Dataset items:
______________________________

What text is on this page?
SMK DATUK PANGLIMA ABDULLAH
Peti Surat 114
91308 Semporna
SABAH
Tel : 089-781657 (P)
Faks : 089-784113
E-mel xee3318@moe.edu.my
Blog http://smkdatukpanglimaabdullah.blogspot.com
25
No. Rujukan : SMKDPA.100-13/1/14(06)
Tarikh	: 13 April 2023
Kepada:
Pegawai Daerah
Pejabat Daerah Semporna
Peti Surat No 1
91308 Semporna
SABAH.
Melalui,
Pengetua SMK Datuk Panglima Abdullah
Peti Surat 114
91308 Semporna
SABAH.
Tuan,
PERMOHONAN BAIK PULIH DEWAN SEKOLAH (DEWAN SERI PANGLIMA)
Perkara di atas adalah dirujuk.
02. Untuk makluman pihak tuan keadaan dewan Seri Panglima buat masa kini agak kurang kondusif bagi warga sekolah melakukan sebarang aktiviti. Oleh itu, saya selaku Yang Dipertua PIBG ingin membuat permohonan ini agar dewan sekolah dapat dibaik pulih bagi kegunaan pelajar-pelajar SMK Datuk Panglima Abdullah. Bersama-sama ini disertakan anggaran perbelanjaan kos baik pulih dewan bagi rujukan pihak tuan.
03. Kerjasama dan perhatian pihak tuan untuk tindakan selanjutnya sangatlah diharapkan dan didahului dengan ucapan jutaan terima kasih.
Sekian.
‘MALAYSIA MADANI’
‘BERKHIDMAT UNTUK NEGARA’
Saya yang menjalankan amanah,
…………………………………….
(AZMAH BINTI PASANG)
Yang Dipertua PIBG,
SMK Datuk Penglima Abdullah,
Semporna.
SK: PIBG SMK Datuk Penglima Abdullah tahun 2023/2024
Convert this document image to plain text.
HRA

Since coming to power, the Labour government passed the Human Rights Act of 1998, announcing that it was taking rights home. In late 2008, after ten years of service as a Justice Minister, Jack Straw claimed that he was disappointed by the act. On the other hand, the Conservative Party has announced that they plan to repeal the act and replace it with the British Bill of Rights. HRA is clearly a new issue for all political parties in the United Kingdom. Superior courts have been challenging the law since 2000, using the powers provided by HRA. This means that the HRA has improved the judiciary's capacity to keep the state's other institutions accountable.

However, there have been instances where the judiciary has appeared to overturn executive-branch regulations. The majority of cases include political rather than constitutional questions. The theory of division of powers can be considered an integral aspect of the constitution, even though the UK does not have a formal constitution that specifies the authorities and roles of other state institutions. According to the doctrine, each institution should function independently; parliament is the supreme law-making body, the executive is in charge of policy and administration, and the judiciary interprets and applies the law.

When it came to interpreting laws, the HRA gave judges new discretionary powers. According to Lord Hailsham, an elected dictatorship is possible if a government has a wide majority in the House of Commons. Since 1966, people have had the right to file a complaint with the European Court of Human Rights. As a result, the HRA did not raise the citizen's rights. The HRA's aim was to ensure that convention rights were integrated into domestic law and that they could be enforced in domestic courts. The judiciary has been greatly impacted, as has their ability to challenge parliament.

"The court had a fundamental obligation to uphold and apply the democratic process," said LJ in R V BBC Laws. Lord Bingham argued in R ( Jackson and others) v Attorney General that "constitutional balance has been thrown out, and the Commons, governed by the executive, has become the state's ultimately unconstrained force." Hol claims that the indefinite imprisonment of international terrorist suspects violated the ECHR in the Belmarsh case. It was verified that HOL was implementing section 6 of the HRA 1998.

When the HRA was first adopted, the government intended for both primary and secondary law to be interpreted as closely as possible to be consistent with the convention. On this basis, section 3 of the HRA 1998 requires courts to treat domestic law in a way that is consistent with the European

______________________________

- _Aim_: Transcribe the whole listing with nothing added or left out.

- _Reply_:
What text is on this page?
SMK DATUK PANGLIMA ABDULLAH
Peti Surat 114
91308 Semporna
SABAH
Tel : 089-781657 (P)
Faks : 089-784113
E-mel xee3318@moe.edu.my
Blog http://smkdatukpanglimaabdullah.blogspot.com
25
No. Rujukan : SMKDPA.100-13/1/14(06)
Tarikh	: 13 April 2023
Kepada:
Pegawai Daerah
Pejabat Daerah Semporna
Peti Surat No 1
91308 Semporna
SABAH.
Melalui,
Pengetua SMK Datuk Panglima Abdullah
Peti Surat 114
91308 Semporna
SABAH.
Tuan,
PERMOHONAN BAIK PULIH DEWAN SEKOLAH (DEWAN SERI PANGLIMA)
Perkara di atas adalah dirujuk.
02. Untuk makluman pihak tuan keadaan dewan Seri Panglima buat masa kini agak kurang kondusif bagi warga sekolah melakukan sebarang aktiviti. Oleh itu, saya selaku Yang Dipertua PIBG ingin membuat permohonan ini agar dewan sekolah dapat dibaik pulih bagi kegunaan pelajar-pelajar SMK Datuk Panglima Abdullah. Bersama-sama ini disertakan anggaran perbelanjaan kos baik pulih dewan bagi rujukan pihak tuan.
03. Kerjasama dan perhatian pihak tuan untuk tindakan selanjutnya sangatlah diharapkan dan didahului dengan ucapan jutaan terima kasih.
Sekian.
‘MALAYSIA MADANI’
‘BERKHIDMAT UNTUK NEGARA’
Saya yang menjalankan amanah,
…………………………………….
(AZMAH BINTI PASANG)
Yang Dipertua PIBG,
SMK Datuk Penglima Abdullah,
Semporna.
SK: PIBG SMK Datuk Penglima Abdullah tahun 2023/2024
Convert this document image to plain text.
HRA

Since coming to power, the Labour government passed the Human Rights Act of 1998, announcing that it was taking rights home. In late 2008, after ten years of service as a Justice Minister, Jack Straw claimed that he was disappointed by the act. On the other hand, the Conservative Party has announced that they plan to repeal the act and replace it with the British Bill of Rights. HRA is clearly a new issue for all political parties in the United Kingdom. Superior courts have been challenging the law since 2000, using the powers provided by HRA. This means that the HRA has improved the judiciary's capacity to keep the state's other institutions accountable.

However, there have been instances where the judiciary has appeared to overturn executive-branch regulations. The majority of cases include political rather than constitutional questions. The theory of division of powers can be considered an integral aspect of the constitution, even though the UK does not have a formal constitution that specifies the authorities and roles of other state institutions. According to the doctrine, each institution should function independently; parliament is the supreme law-making body, the executive is in charge of policy and administration, and the judiciary interprets and applies the law.

When it came to interpreting laws, the HRA gave judges new discretionary powers. According to Lord Hailsham, an elected dictatorship is possible if a government has a wide majority in the House of Commons. Since 1966, people have had the right to file a complaint with the European Court of Human Rights. As a result, the HRA did not raise the citizen's rights. The HRA's aim was to ensure that convention rights were integrated into domestic law and that they could be enforced in domestic courts. The judiciary has been greatly impacted, as has their ability to challenge parliament.

"The court had a fundamental obligation to uphold and apply the democratic process," said LJ in R V BBC Laws. Lord Bingham argued in R ( Jackson and others) v Attorney General that "constitutional balance has been thrown out, and the Commons, governed by the executive, has become the state's ultimately unconstrained force." Hol claims that the indefinite imprisonment of international terrorist suspects violated the ECHR in the Belmarsh case. It was verified that HOL was implementing section 6 of the HRA 1998.

When the HRA was first adopted, the government intended for both primary and secondary law to be interpreted as closely as possible to be consistent with the convention. On this basis, section 3 of the HRA 1998 requires courts to treat domestic law in a way that is consistent with the European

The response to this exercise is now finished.